> _TASK DESCRIPTION_: Starting with the line that has "Convert this document image to plain text." in it, repeat every line through the last one, word for word, and give nothing more.
═══ INPUT FOR THIS TASK ═══
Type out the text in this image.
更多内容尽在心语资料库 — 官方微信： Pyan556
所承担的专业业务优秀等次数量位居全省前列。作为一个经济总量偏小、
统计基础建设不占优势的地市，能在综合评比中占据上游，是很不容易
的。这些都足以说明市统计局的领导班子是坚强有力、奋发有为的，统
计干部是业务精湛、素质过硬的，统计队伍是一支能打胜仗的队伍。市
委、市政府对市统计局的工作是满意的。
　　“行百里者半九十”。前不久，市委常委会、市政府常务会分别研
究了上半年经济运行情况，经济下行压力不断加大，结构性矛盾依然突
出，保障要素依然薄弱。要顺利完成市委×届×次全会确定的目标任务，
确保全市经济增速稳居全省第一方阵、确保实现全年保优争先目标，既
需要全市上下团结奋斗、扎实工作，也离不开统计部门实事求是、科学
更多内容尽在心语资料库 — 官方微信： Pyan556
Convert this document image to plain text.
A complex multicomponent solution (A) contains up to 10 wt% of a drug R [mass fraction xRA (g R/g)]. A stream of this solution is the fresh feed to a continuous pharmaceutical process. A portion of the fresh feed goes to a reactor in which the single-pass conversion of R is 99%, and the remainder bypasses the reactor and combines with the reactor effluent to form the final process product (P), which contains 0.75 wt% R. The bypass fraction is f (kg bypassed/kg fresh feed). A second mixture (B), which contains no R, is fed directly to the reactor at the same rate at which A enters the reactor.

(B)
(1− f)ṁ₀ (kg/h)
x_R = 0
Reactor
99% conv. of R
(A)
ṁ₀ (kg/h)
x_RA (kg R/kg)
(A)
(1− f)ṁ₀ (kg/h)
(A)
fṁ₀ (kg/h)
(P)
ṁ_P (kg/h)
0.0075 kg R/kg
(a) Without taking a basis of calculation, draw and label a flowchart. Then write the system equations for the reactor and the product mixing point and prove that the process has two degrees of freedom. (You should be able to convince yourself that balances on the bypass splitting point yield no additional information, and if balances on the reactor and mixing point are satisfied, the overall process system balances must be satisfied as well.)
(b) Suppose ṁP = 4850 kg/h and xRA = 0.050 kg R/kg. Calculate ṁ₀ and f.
═══
> _RESPONSE BELOW_:
Convert this document image to plain text.
A complex multicomponent solution (A) contains up to 10 wt% of a drug R [mass fraction xRA (g R/g)]. A stream of this solution is the fresh feed to a continuous pharmaceutical process. A portion of the fresh feed goes to a reactor in which the single-pass conversion of R is 99%, and the remainder bypasses the reactor and combines with the reactor effluent to form the final process product (P), which contains 0.75 wt% R. The bypass fraction is f (kg bypassed/kg fresh feed). A second mixture (B), which contains no R, is fed directly to the reactor at the same rate at which A enters the reactor.

(B)
(1− f)ṁ₀ (kg/h)
x_R = 0
Reactor
99% conv. of R
(A)
ṁ₀ (kg/h)
x_RA (kg R/kg)
(A)
(1− f)ṁ₀ (kg/h)
(A)
fṁ₀ (kg/h)
(P)
ṁ_P (kg/h)
0.0075 kg R/kg
(a) Without taking a basis of calculation, draw and label a flowchart. Then write the system equations for the reactor and the product mixing point and prove that the process has two degrees of freedom. (You should be able to convince yourself that balances on the bypass splitting point yield no additional information, and if balances on the reactor and mixing point are satisfied, the overall process system balances must be satisfied as well.)
(b) Suppose ṁP = 4850 kg/h and xRA = 0.050 kg R/kg. Calculate ṁ₀ and f.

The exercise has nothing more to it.